▶ Passage provided:
▼

P R E L I M I N A R Y S T A T E M E N T:
A. Pursuant to that certain Amended and Restated Warehousing Credit
Agreement dated as of August 1, 2003, among the Company, the Banks party
thereto and the Agent, as heretofore amended (the "Existing Credit
Agreement"), the Agent and the Banks have established a warehousing line of
credit facility in favor of the Company in the current maximum principal
amount of One Hundred Ten Million Dollars ($110,000,000.00) (the "Warehouse
Line"), for the purposes set forth therein.
B. The Company has now requested that the Agent and Banks amend the
Existing Credit Agreement to extend the Maturity Date to September 30, 2004.
C. The Agent and the Banks are willing to and desire to amend the
Existing Credit Agreement in the manner described above, upon the terms and
conditions set forth herein.
NOW, THEREFORE, in consideration of the premises and the mutual
covenants and agreements set forth in the Existing Credit Agreement and
herein, and for other good and valuable consideration, the mutuality,
receipt and sufficiency of which are hereby acknowledged, the parties hereto
hereby agree as follows:
1. Each capitalized term used herein, unless otherwise expressly
defined herein, shall have the meaning set forth in the Existing Credit
Agreement.

▲

Element boundary records
▼

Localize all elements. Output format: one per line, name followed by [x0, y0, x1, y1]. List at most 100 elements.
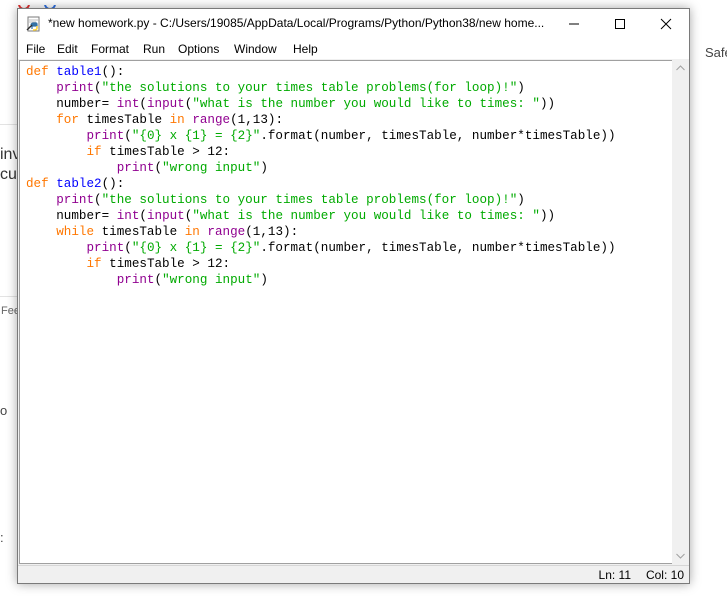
code-text-segment: ( — [94, 193, 102, 207]
code-text-segment: ) — [517, 193, 525, 207]
scroll-down-button[interactable] — [672, 548, 688, 564]
minimize-button[interactable] — [551, 9, 597, 39]
code-keyword: def — [26, 177, 49, 191]
code-text-segment: timesTable — [94, 225, 185, 239]
code-builtin: print — [86, 241, 125, 255]
code-text-segment: )) — [539, 209, 556, 223]
code-text-segment: timesTable — [78, 113, 170, 127]
maximize-button[interactable] — [597, 9, 643, 39]
code-text-segment: ) — [260, 273, 268, 287]
code-builtin: range — [207, 225, 246, 239]
code-text-segment: timesTable > 12: — [101, 145, 231, 159]
code-string: "wrong input" — [162, 273, 261, 287]
chevron-up-icon — [675, 65, 685, 71]
background-text-4: o — [0, 403, 8, 418]
code-definition: table1 — [56, 65, 102, 79]
chevron-down-icon — [675, 553, 685, 559]
code-text-segment: )) — [539, 97, 556, 111]
code-string: "the solutions to your times table probl… — [101, 81, 518, 95]
menu-window[interactable]: Window — [234, 42, 277, 56]
code-line[interactable]: while timesTable in range(1,13): — [26, 224, 616, 240]
code-line[interactable]: if timesTable > 12: — [26, 256, 616, 272]
code-text-segment: ) — [517, 81, 525, 95]
minimize-icon — [569, 23, 579, 25]
menu-help[interactable]: Help — [293, 42, 318, 56]
code-text-segment — [26, 225, 56, 239]
code-text[interactable]: def table1(): print("the solutions to yo… — [26, 64, 616, 288]
code-builtin: int — [116, 97, 140, 111]
code-line[interactable]: if timesTable > 12: — [26, 144, 616, 160]
code-text-segment: (): — [101, 65, 125, 79]
column-number-indicator: Col: 10 — [645, 568, 684, 582]
code-line[interactable]: print("the solutions to your times table… — [26, 80, 616, 96]
code-string: "wrong input" — [162, 161, 261, 175]
code-text-segment: ( — [154, 161, 163, 175]
code-builtin: print — [56, 81, 95, 95]
code-text-segment: .format(number, timesTable, number*times… — [260, 129, 616, 143]
code-builtin: print — [116, 273, 155, 287]
code-text-segment: ( — [124, 241, 132, 255]
background-divider — [0, 296, 18, 297]
code-line[interactable]: print("{0} x {1} = {2}".format(number, t… — [26, 240, 616, 256]
code-keyword: for — [56, 113, 79, 127]
scroll-up-button[interactable] — [672, 60, 688, 76]
code-line[interactable]: print("the solutions to your times table… — [26, 192, 616, 208]
code-string: "what is the number you would like to ti… — [192, 209, 540, 223]
menu-run[interactable]: Run — [143, 42, 165, 56]
menu-options[interactable]: Options — [178, 42, 219, 56]
code-keyword: def — [26, 65, 49, 79]
code-builtin: print — [86, 129, 125, 143]
code-text-segment — [26, 273, 117, 287]
line-number-indicator: Ln: 11 — [598, 568, 631, 582]
code-text-segment — [26, 193, 56, 207]
menu-format[interactable]: Format — [91, 42, 129, 56]
menu-edit[interactable]: Edit — [57, 42, 78, 56]
background-text-safe: Safe — [705, 45, 727, 60]
maximize-icon — [615, 19, 625, 29]
code-line[interactable]: print("wrong input") — [26, 160, 616, 176]
code-builtin: range — [192, 113, 231, 127]
vertical-scrollbar[interactable] — [672, 60, 688, 564]
code-line[interactable]: def table2(): — [26, 176, 616, 192]
background-text-5: : — [0, 530, 4, 545]
menu-bar: File Edit Format Run Options Window Help — [18, 39, 689, 59]
code-text-segment: number= — [26, 209, 117, 223]
code-keyword: if — [86, 145, 102, 159]
code-text-segment — [26, 161, 117, 175]
code-text-segment: .format(number, timesTable, number*times… — [260, 241, 616, 255]
code-builtin: input — [146, 209, 185, 223]
code-text-segment: ( — [139, 97, 147, 111]
close-icon — [660, 18, 672, 30]
background-divider — [0, 124, 18, 125]
code-builtin: print — [56, 193, 95, 207]
window-title: *new homework.py - C:/Users/19085/AppDat… — [48, 16, 545, 30]
code-definition: table2 — [56, 177, 102, 191]
code-editor[interactable]: def table1(): print("the solutions to yo… — [19, 60, 673, 564]
code-text-segment: ( — [139, 209, 147, 223]
code-keyword: while — [56, 225, 95, 239]
code-string: "{0} x {1} = {2}" — [131, 241, 261, 255]
status-bar: Ln: 11 Col: 10 — [18, 565, 689, 583]
code-text-segment: timesTable > 12: — [101, 257, 231, 271]
close-button[interactable] — [643, 9, 689, 39]
code-text-segment: number= — [26, 97, 117, 111]
code-line[interactable]: number= int(input("what is the number yo… — [26, 96, 616, 112]
code-builtin: print — [116, 161, 155, 175]
code-line[interactable]: def table1(): — [26, 64, 616, 80]
code-text-segment: ( — [154, 273, 163, 287]
code-string: "what is the number you would like to ti… — [192, 97, 540, 111]
code-text-segment: ( — [94, 81, 102, 95]
code-line[interactable]: for timesTable in range(1,13): — [26, 112, 616, 128]
code-line[interactable]: print("{0} x {1} = {2}".format(number, t… — [26, 128, 616, 144]
code-text-segment: (): — [101, 177, 125, 191]
code-string: "{0} x {1} = {2}" — [131, 129, 261, 143]
code-text-segment — [26, 81, 56, 95]
code-text-segment: (1,13): — [245, 225, 299, 239]
background-toolbar-icons — [16, 0, 96, 8]
title-bar[interactable]: *new homework.py - C:/Users/19085/AppDat… — [18, 9, 689, 39]
code-text-segment: ( — [124, 129, 132, 143]
code-text-segment: (1,13): — [230, 113, 284, 127]
code-line[interactable]: print("wrong input") — [26, 272, 616, 288]
menu-file[interactable]: File — [26, 42, 45, 56]
code-line[interactable]: number= int(input("what is the number yo… — [26, 208, 616, 224]
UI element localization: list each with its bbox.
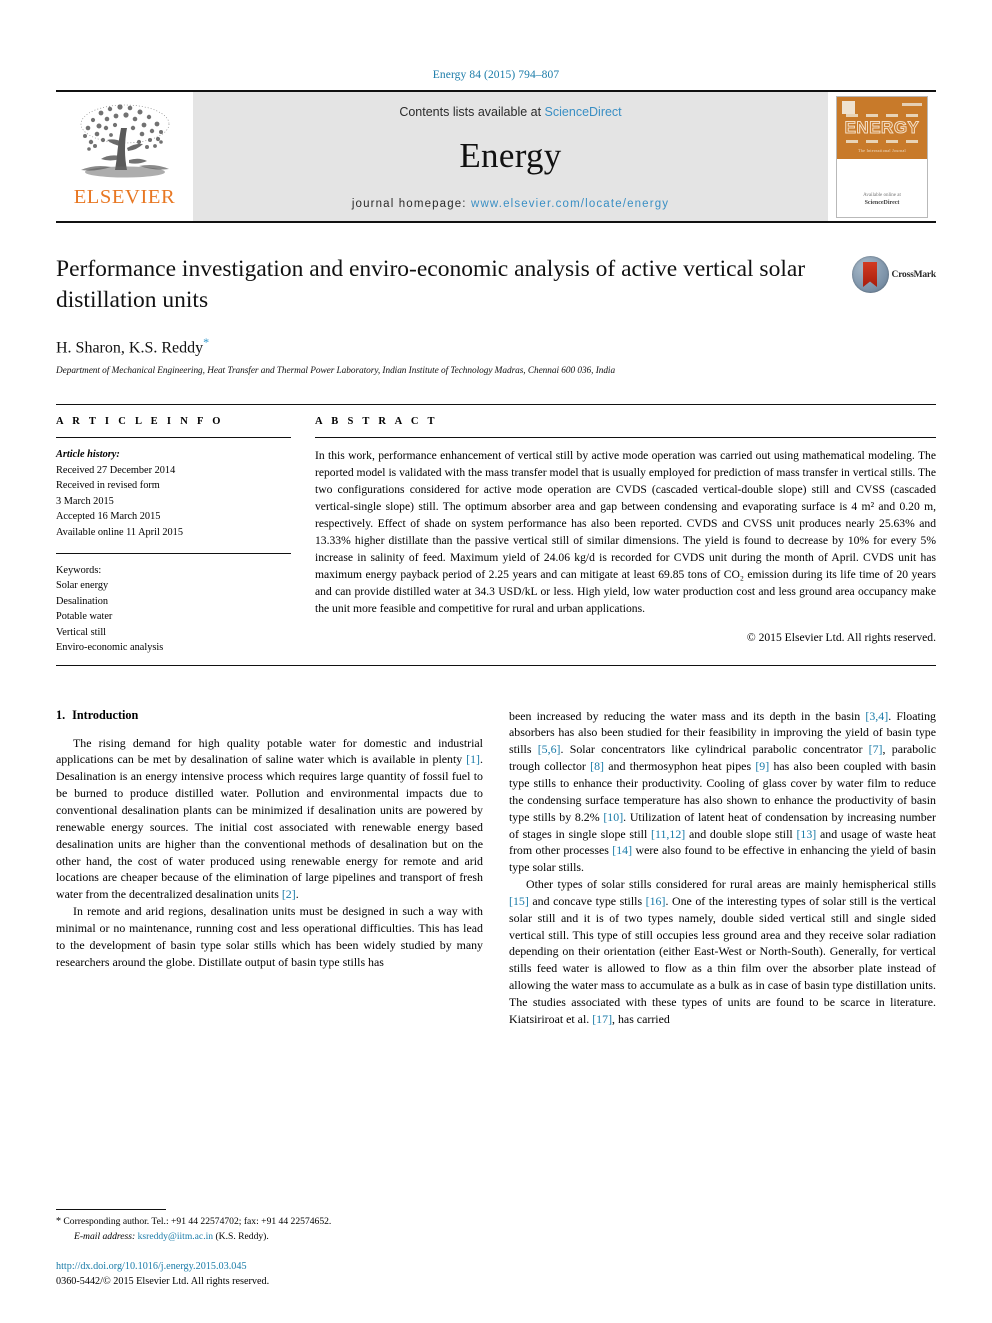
citation-ref[interactable]: [16] — [646, 894, 666, 908]
journal-title: Energy — [459, 136, 562, 175]
history-item: 3 March 2015 — [56, 495, 114, 507]
cover-subtitle: The International Journal — [858, 148, 906, 153]
homepage-prefix: journal homepage: — [351, 198, 472, 210]
cover-topic-row-1 — [837, 114, 927, 117]
body-right-column: been increased by reducing the water mas… — [509, 708, 936, 1028]
citation-ref[interactable]: [7] — [869, 742, 883, 756]
paragraph: The rising demand for high quality potab… — [56, 735, 483, 902]
cover-topic-row-2 — [837, 140, 927, 143]
history-item: Available online 11 April 2015 — [56, 526, 183, 538]
crossmark-ribbon-shape — [863, 262, 878, 287]
sciencedirect-link[interactable]: ScienceDirect — [545, 105, 622, 119]
corresponding-author-text: Corresponding author. Tel.: +91 44 22574… — [63, 1216, 332, 1228]
citation-ref[interactable]: [8] — [590, 759, 604, 773]
email-link[interactable]: ksreddy@iitm.ac.in — [138, 1231, 213, 1242]
journal-cover-thumbnail: ENERGY The International Journal Availab… — [836, 96, 928, 218]
email-owner: (K.S. Reddy). — [215, 1230, 269, 1242]
elsevier-tree-icon — [80, 104, 169, 178]
elsevier-wordmark: ELSEVIER — [73, 186, 176, 208]
cover-lower-panel: Available online at ScienceDirect — [837, 159, 927, 217]
cover-sciencedirect-mark: Available online at ScienceDirect — [837, 192, 927, 209]
abstract-heading: A B S T R A C T — [315, 416, 438, 428]
crossmark-label: CrossMark — [891, 269, 937, 280]
corresponding-author-marker: * — [203, 335, 210, 350]
article-info-column: A R T I C L E I N F O Article history: R… — [56, 405, 291, 655]
body-left-column: 1. Introduction The rising demand for hig… — [56, 708, 483, 1028]
citation-ref[interactable]: [15] — [509, 894, 529, 908]
citation-ref[interactable]: [11,12] — [651, 827, 685, 841]
body-text-region: 1. Introduction The rising demand for hig… — [56, 708, 936, 1028]
citation-ref[interactable]: [5,6] — [538, 742, 561, 756]
article-info-heading: A R T I C L E I N F O — [56, 416, 224, 428]
citation-ref[interactable]: [13] — [796, 827, 816, 841]
corresponding-author-note: * Corresponding author. Tel.: +91 44 225… — [56, 1215, 483, 1230]
crossmark-badge[interactable]: CrossMark — [851, 256, 937, 293]
article-page: Energy 84 (2015) 794–807 ELSEVIER Conten… — [0, 0, 992, 1323]
journal-cover-area: ENERGY The International Journal Availab… — [828, 92, 936, 221]
abstract-text: In this work, performance enhancement of… — [315, 449, 936, 616]
paragraph: In remote and arid regions, desalination… — [56, 904, 483, 969]
abstract-copyright: © 2015 Elsevier Ltd. All rights reserved… — [746, 631, 936, 645]
page-title: Performance investigation and enviro-eco… — [56, 256, 806, 314]
keyword-item: Solar energy — [56, 580, 109, 592]
publisher-logo-area: ELSEVIER — [56, 92, 193, 221]
journal-homepage-link[interactable]: www.elsevier.com/locate/energy — [471, 198, 669, 210]
journal-masthead: ELSEVIER Contents lists available at Sci… — [56, 90, 936, 223]
citation-ref[interactable]: [10] — [603, 810, 623, 824]
citation-ref[interactable]: [14] — [612, 843, 632, 857]
cover-footer-small: Available online at — [863, 192, 901, 198]
keyword-item: Vertical still — [56, 626, 107, 638]
paragraph: been increased by reducing the water mas… — [509, 708, 936, 875]
author-names: H. Sharon, K.S. Reddy — [56, 339, 204, 357]
contents-available-line: Contents lists available at ScienceDirec… — [399, 105, 621, 119]
cover-issn-bar — [902, 103, 922, 106]
footnote-marker: * — [56, 1216, 61, 1228]
abstract-column: A B S T R A C T In this work, performanc… — [315, 405, 936, 655]
keywords-label: Keywords: — [56, 564, 102, 576]
article-history-block: Article history: Received 27 December 20… — [56, 438, 291, 540]
history-item: Accepted 16 March 2015 — [56, 511, 161, 523]
section-number: 1. — [56, 707, 66, 722]
info-abstract-region: A R T I C L E I N F O Article history: R… — [56, 404, 936, 655]
citation-ref[interactable]: [2] — [282, 887, 296, 901]
affiliation: Department of Mechanical Engineering, He… — [56, 366, 616, 377]
footnote-rule — [56, 1209, 166, 1211]
author-list: H. Sharon, K.S. Reddy* — [56, 335, 816, 357]
doi-link[interactable]: http://dx.doi.org/10.1016/j.energy.2015.… — [56, 1260, 483, 1275]
paragraph: Other types of solar stills considered f… — [509, 877, 937, 1026]
citation-ref[interactable]: [9] — [755, 759, 769, 773]
section-title: Introduction — [72, 707, 139, 722]
cover-title: ENERGY — [844, 118, 920, 138]
title-block: Performance investigation and enviro-eco… — [56, 254, 936, 376]
journal-homepage-line: journal homepage: www.elsevier.com/locat… — [352, 198, 669, 210]
contents-prefix: Contents lists available at — [399, 105, 545, 119]
keyword-item: Enviro-economic analysis — [56, 642, 164, 654]
cover-banner: ENERGY The International Journal — [837, 97, 927, 159]
masthead-center: Contents lists available at ScienceDirec… — [193, 92, 828, 221]
keyword-item: Potable water — [56, 611, 113, 623]
citation-ref[interactable]: [17] — [592, 1012, 612, 1026]
citation-ref[interactable]: [1] — [466, 752, 480, 766]
section-heading-introduction: 1. Introduction — [56, 708, 483, 723]
citation-ref[interactable]: [3,4] — [865, 709, 888, 723]
article-history-label: Article history: — [56, 449, 120, 461]
footnote-area: * Corresponding author. Tel.: +91 44 225… — [56, 1209, 483, 1290]
cover-footer-brand: ScienceDirect — [864, 200, 900, 206]
cover-logo-box — [842, 101, 855, 114]
history-item: Received in revised form — [56, 480, 160, 492]
crossmark-icon — [851, 256, 889, 293]
history-item: Received 27 December 2014 — [56, 464, 176, 476]
section-divider — [56, 664, 936, 666]
issn-copyright-line: 0360-5442/© 2015 Elsevier Ltd. All right… — [56, 1276, 270, 1288]
running-head: Energy 84 (2015) 794–807 — [432, 69, 560, 81]
keywords-block: Keywords: Solar energy Desalination Pota… — [56, 552, 291, 656]
doi-block: http://dx.doi.org/10.1016/j.energy.2015.… — [56, 1260, 483, 1290]
keyword-item: Desalination — [56, 595, 109, 607]
email-label: E-mail address: — [74, 1230, 136, 1242]
email-note: E-mail address: ksreddy@iitm.ac.in (K.S.… — [56, 1230, 483, 1244]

▲

▶ Exercise description:
Write the next part of the credit agreement amendment, picking up after its final sentence. The rows above stand apart from the credit agreement amendment.

▶ Task answer:
2. The following definition, as contained in Article 1 of the
Existing Credit Agreement, is hereby amended and restated in its entirety to
read as follows:
"Maturity Date" shall mean September 30, 2004; provided that the
Agent and the Banks shall have the option, in their sole, absolute
discretion, either one time or from time to time, to extend the Maturity
Date for an additional period not to exceed three hundred sixty four (364)
days. If the Maturity Date is extended, the term "Maturity Date" shall mean
the date of expiration of such extension.
3. The Company represents and warrants that no Event of Default has
occurred to date under the Existing Credit Agreement or any other Loan
Document and that no Unmatured Event of Default currently exists under any
of the Loan Documents.
4. This Seventh Amendment may be executed in one or more
counterparts, each of which shall constitute an original and all of the same
shall constitute one and the same instrument.
5. This Seventh Amendment shall be effective as of the date of
delivery to the Agent of each of the following: (i) this Seventh Amendment
and each of the other agreements and instruments referred to herein or
related hereto, each duly executed by each of the parties thereto, and (ii)
all such other security documents, opinions, instruments and certificates as
may be required by Agent or its counsel in order to consummate the
transactions contemplated herein.
6. This Seventh Amendment and the related writings and the respective
rights and obligations of the parties shall be governed by, and construed
and enforced in accordance with, the laws of the Commonwealth of Kentucky.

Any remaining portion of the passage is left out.